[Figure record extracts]
________________________
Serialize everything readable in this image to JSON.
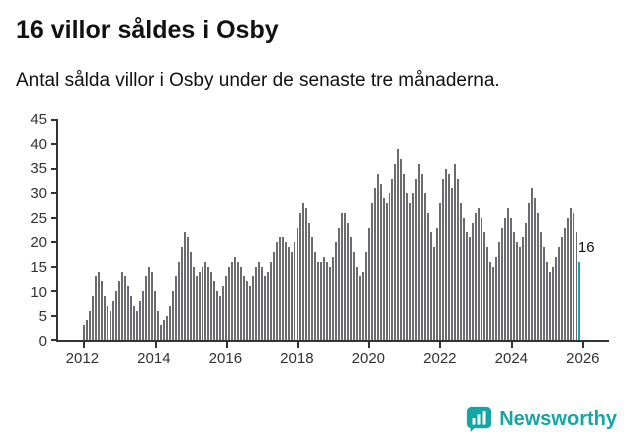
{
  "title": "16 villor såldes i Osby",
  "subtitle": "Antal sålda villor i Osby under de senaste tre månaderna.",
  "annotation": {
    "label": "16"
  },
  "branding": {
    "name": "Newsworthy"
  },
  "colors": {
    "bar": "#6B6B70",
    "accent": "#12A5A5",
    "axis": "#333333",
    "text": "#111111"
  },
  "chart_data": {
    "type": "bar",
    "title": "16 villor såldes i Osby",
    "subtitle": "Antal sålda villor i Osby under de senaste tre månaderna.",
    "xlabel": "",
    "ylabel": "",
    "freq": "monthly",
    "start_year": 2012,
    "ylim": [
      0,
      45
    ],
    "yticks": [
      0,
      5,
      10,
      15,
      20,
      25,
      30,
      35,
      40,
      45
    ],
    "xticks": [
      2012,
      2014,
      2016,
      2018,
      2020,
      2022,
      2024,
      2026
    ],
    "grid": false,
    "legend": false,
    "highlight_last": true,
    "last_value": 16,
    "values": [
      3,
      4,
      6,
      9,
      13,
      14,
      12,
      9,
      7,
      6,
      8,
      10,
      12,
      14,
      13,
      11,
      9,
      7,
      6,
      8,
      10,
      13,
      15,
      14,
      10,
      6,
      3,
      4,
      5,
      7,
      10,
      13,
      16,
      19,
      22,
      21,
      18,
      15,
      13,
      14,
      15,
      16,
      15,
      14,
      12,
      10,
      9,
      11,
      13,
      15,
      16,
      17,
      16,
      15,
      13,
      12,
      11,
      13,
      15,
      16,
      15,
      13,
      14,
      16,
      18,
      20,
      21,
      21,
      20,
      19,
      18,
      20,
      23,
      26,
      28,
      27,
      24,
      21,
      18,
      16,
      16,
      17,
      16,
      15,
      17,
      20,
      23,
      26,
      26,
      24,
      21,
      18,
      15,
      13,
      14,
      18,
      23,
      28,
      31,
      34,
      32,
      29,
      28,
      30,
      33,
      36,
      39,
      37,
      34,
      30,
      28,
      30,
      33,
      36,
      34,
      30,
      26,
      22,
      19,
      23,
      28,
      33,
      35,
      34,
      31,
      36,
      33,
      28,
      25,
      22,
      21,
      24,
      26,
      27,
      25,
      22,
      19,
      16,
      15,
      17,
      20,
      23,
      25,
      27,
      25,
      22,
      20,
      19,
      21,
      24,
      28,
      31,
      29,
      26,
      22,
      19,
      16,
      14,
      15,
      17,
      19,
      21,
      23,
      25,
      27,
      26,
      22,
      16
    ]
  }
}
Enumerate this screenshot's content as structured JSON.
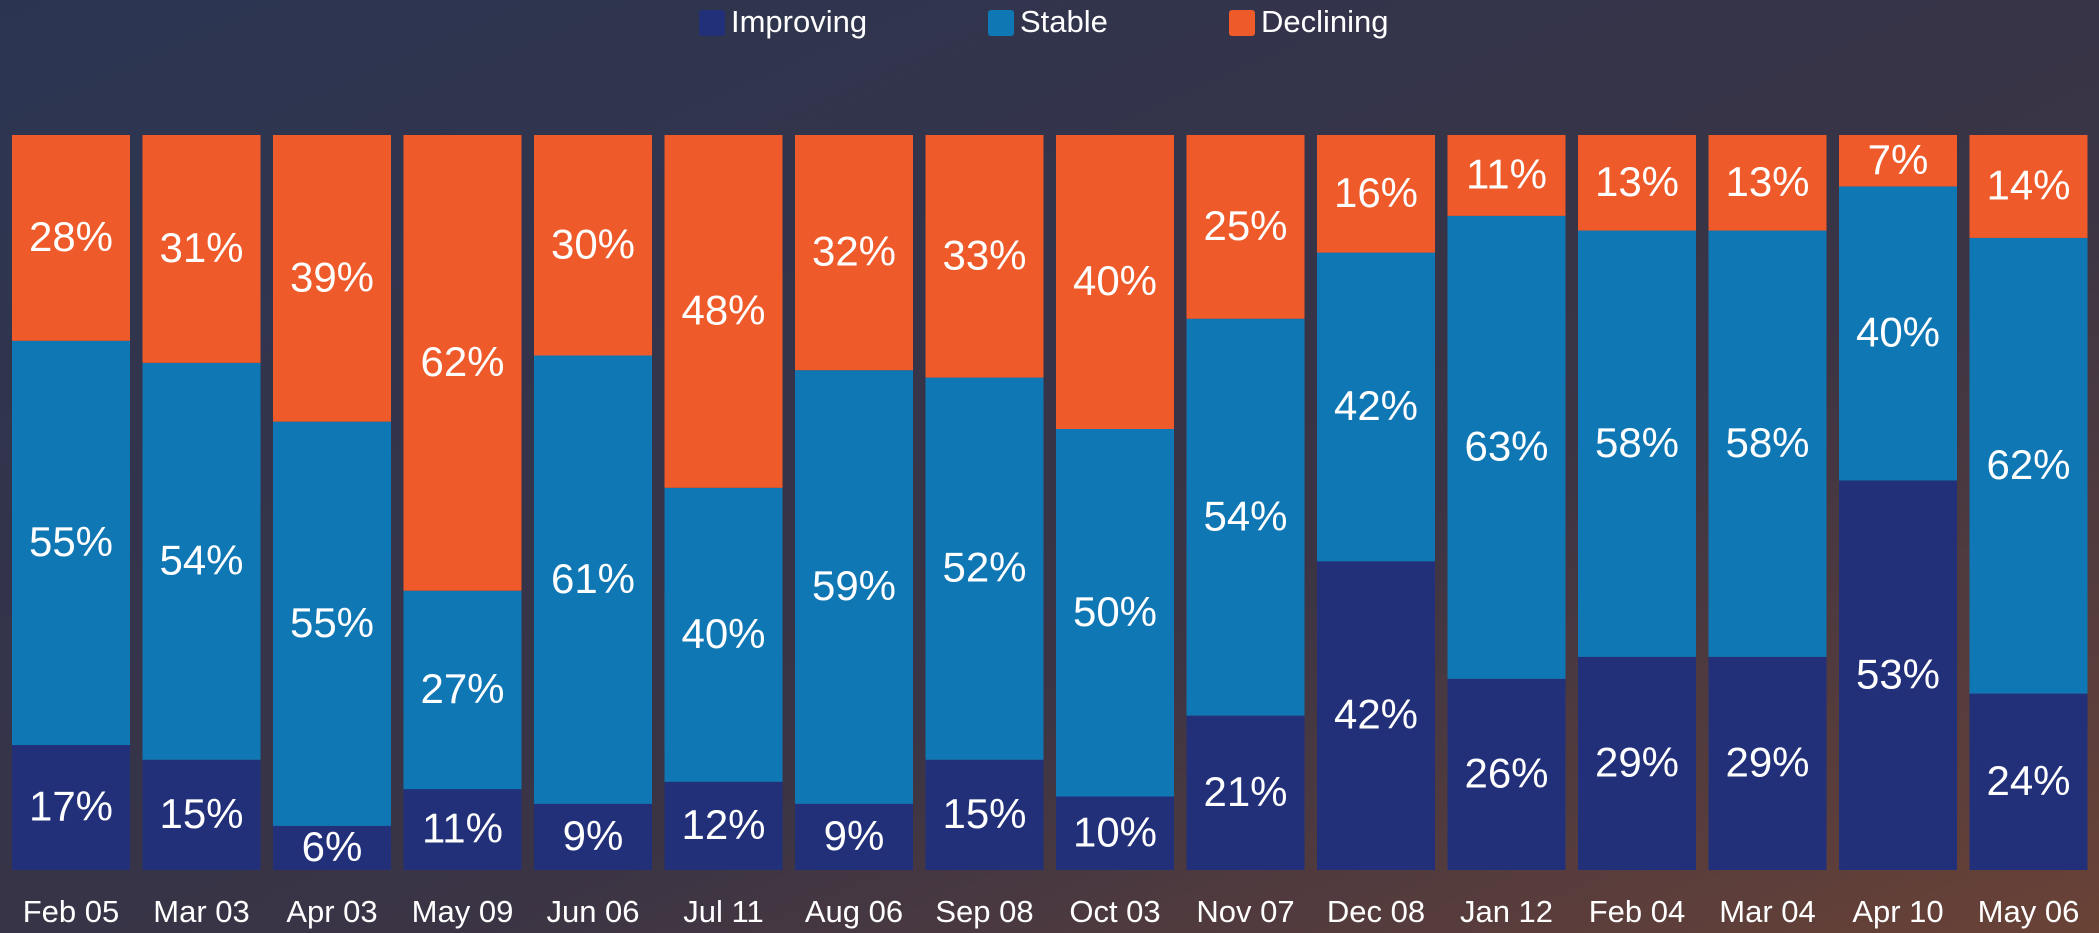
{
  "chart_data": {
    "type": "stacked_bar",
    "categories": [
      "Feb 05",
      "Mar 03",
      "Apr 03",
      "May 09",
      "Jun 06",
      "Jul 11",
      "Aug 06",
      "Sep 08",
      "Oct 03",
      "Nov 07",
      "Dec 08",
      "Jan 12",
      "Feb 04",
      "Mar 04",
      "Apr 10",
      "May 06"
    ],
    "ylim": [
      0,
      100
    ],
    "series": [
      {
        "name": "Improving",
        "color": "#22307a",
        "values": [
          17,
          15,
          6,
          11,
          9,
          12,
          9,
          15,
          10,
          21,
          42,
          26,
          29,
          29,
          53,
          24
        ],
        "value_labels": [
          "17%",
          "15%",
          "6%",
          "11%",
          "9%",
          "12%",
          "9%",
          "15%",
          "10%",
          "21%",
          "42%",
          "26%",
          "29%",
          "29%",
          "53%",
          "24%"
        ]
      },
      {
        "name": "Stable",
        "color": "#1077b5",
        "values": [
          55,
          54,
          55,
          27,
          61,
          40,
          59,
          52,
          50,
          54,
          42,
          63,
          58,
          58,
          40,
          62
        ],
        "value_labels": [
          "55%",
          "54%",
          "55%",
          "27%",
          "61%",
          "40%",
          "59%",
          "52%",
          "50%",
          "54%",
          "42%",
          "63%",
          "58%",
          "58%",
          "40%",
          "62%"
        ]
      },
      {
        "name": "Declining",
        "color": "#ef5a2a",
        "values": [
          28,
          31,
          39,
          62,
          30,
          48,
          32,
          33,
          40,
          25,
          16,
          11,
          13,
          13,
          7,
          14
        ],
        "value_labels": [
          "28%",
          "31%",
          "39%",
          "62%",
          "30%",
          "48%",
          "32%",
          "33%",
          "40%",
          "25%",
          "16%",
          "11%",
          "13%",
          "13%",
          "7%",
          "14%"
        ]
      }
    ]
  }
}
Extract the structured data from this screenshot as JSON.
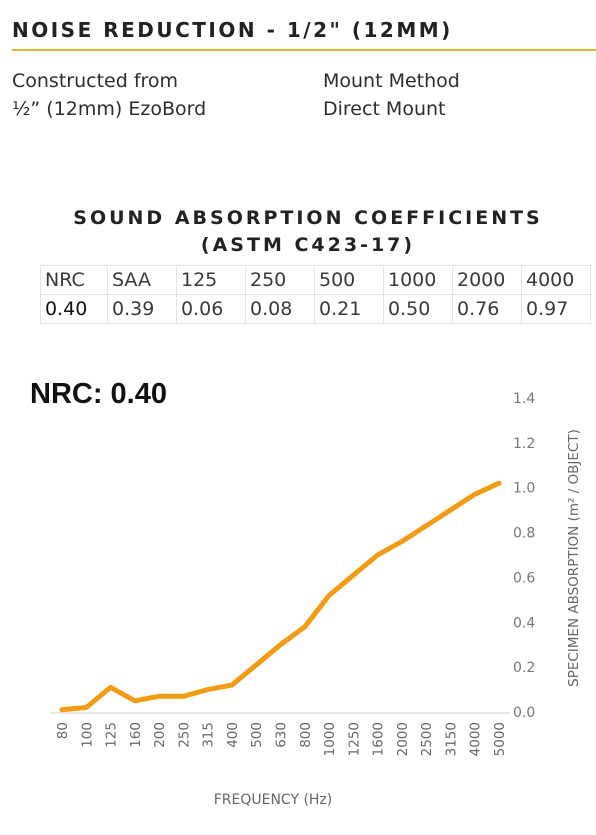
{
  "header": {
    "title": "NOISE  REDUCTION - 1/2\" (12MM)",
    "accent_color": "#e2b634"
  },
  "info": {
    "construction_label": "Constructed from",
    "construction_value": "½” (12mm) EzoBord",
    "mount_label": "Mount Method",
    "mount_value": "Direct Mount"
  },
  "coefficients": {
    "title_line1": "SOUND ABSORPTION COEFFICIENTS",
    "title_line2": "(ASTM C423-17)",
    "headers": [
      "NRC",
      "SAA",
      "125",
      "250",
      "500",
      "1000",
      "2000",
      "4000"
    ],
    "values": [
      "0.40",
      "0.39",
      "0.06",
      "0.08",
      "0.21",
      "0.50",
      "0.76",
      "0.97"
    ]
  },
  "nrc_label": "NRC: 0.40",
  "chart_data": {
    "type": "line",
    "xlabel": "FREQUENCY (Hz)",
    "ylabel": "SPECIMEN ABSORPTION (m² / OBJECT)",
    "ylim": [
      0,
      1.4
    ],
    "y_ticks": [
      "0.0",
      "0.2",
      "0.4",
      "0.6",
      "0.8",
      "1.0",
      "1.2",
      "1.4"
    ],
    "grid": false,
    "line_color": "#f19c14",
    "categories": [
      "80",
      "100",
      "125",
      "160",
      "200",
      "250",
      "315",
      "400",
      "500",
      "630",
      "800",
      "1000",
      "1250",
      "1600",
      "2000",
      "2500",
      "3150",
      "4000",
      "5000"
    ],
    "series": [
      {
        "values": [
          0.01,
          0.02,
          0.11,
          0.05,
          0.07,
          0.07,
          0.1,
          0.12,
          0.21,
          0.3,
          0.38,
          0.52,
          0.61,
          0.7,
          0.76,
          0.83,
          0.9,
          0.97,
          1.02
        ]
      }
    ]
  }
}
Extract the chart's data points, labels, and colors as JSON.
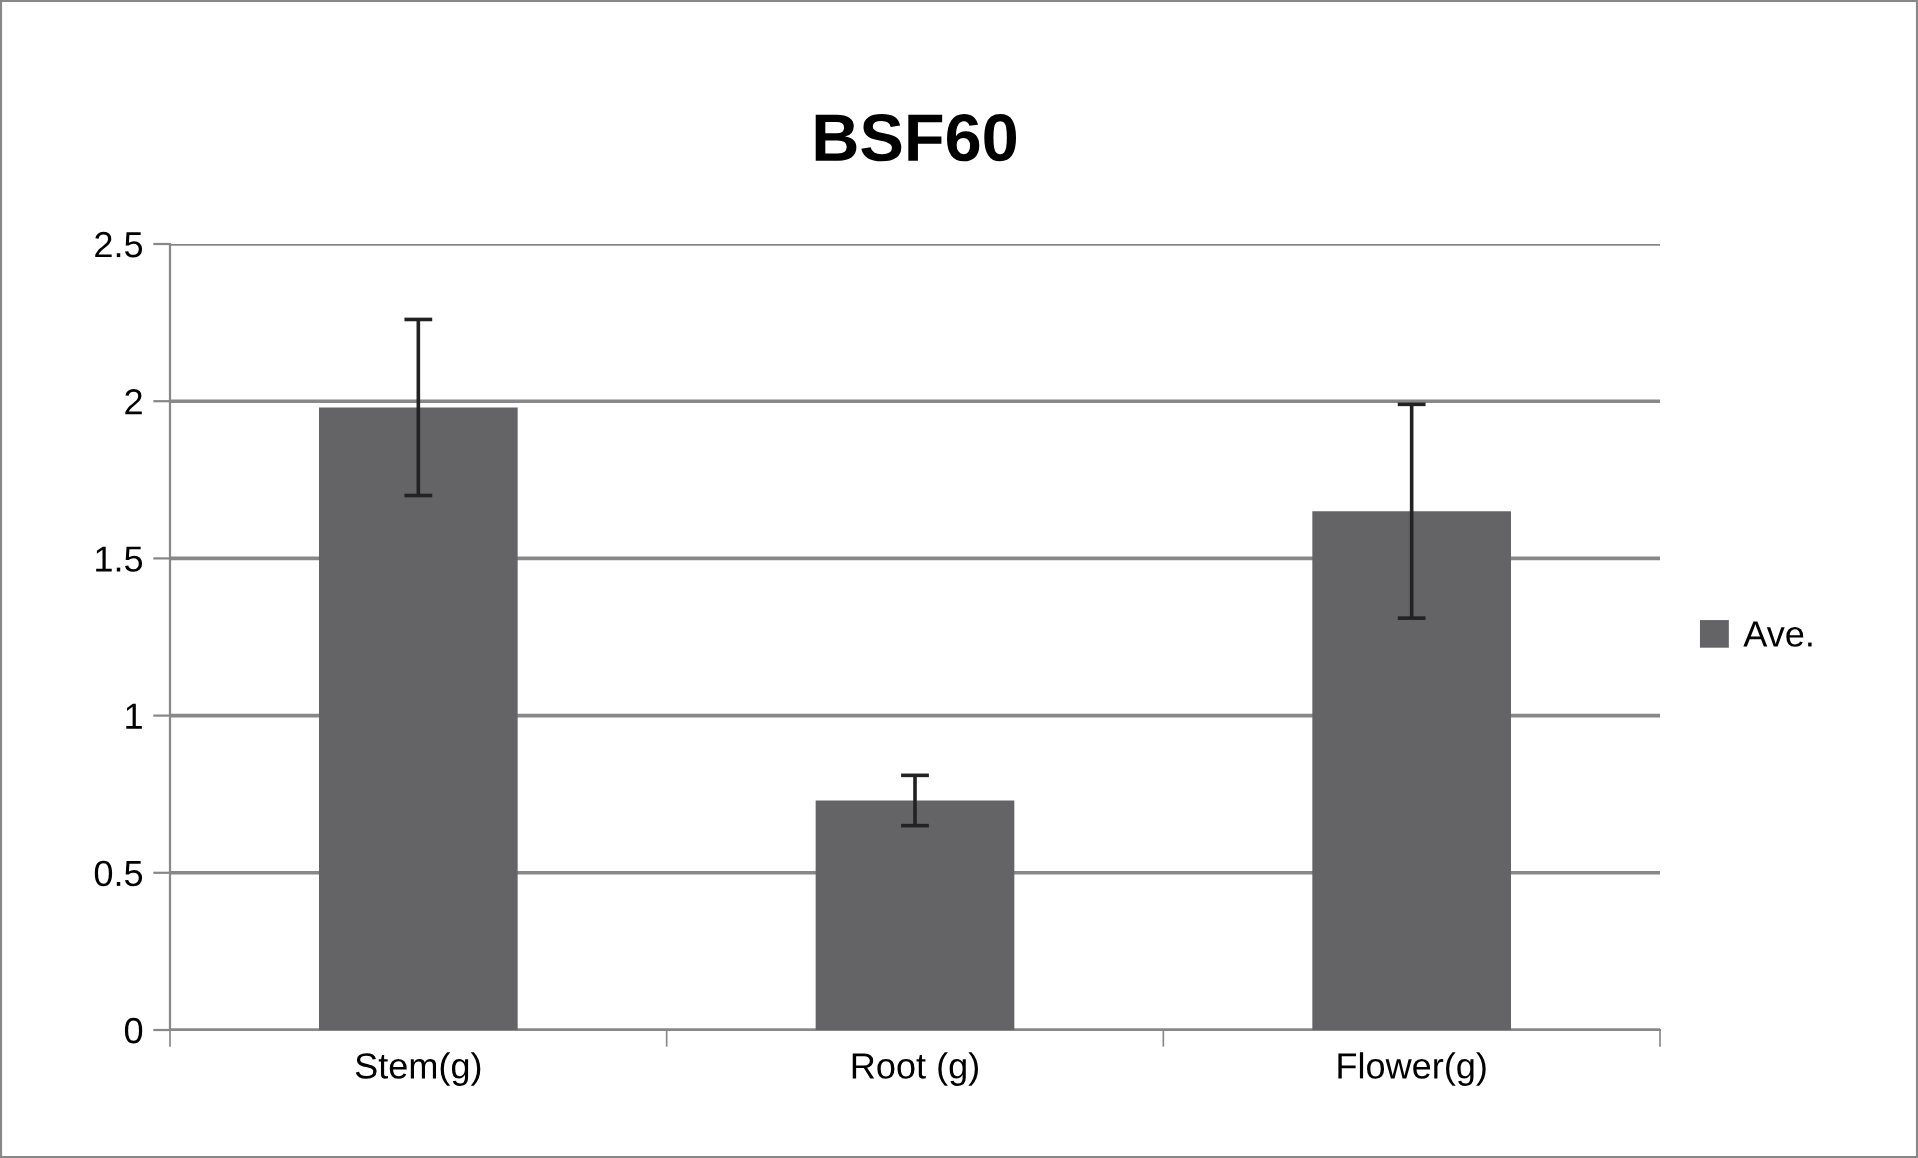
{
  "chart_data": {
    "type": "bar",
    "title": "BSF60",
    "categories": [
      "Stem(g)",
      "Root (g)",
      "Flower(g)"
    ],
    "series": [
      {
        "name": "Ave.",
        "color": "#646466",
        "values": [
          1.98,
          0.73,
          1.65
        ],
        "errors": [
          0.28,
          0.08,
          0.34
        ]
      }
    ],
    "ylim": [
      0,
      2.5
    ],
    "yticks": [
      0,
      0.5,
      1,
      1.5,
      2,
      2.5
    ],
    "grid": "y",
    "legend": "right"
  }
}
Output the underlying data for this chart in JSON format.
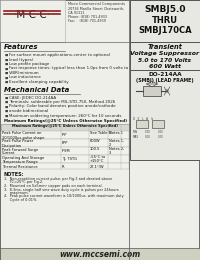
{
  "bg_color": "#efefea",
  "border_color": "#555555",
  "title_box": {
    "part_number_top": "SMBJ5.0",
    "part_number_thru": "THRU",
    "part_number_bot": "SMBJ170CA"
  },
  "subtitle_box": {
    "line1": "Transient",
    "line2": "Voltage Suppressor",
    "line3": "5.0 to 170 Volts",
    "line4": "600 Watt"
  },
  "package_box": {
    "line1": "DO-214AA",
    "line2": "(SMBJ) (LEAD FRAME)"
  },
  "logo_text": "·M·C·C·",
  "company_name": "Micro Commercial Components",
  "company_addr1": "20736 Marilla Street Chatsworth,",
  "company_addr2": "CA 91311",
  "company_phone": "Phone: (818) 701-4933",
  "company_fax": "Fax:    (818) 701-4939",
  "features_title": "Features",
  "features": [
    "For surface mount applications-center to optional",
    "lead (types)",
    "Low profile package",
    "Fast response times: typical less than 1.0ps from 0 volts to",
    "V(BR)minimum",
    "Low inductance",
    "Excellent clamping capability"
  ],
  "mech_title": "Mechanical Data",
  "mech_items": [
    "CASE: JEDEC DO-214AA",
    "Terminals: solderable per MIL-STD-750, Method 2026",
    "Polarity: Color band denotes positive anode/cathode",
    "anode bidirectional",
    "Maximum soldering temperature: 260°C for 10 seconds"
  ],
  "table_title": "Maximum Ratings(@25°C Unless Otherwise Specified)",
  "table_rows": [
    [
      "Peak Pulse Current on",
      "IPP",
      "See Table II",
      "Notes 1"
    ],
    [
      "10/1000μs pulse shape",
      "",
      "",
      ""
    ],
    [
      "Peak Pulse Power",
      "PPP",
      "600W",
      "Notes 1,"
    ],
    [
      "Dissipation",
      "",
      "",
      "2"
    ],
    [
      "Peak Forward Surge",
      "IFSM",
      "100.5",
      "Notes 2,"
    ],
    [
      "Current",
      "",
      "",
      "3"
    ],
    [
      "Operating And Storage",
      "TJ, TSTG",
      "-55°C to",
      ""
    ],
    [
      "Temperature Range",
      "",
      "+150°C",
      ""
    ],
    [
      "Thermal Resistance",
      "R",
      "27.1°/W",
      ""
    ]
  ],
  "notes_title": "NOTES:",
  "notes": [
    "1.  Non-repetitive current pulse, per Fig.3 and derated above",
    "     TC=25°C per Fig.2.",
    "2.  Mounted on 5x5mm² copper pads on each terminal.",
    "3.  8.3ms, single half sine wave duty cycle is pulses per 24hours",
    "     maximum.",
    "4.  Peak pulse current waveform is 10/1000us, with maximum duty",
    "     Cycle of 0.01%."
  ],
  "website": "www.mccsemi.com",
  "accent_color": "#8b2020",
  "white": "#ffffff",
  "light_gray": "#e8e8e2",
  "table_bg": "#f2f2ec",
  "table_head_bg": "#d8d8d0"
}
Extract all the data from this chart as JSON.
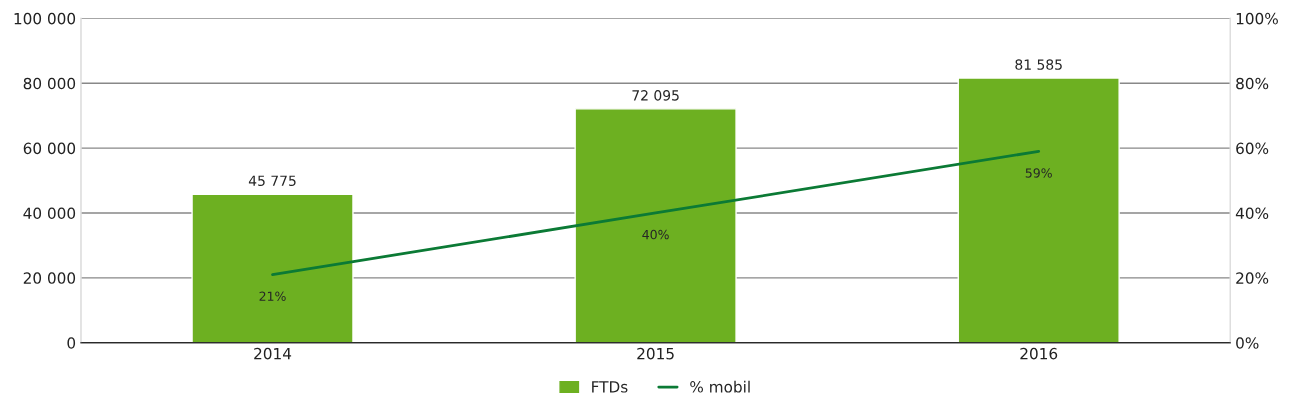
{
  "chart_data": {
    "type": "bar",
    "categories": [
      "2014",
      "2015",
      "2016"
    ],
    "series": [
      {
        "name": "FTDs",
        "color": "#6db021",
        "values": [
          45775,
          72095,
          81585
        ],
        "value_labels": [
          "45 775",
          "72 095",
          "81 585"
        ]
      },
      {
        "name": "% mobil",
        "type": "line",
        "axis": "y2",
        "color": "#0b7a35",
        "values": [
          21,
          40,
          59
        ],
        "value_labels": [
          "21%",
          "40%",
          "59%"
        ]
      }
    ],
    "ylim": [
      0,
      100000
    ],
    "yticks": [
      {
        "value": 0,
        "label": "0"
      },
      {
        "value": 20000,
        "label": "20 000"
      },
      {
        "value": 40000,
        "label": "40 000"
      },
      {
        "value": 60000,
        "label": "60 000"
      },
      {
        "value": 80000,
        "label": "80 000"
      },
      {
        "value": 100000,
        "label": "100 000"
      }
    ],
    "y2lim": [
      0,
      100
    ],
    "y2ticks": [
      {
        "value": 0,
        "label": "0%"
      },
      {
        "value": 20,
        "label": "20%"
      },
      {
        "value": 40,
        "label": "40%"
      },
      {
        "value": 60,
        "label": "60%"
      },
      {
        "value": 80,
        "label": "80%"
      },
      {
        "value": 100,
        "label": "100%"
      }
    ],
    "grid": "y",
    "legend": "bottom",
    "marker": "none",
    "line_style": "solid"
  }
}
________________________
_What to do_. How many lines in the listing contain "såldes"? Answer with the number alone.

_Output_. 2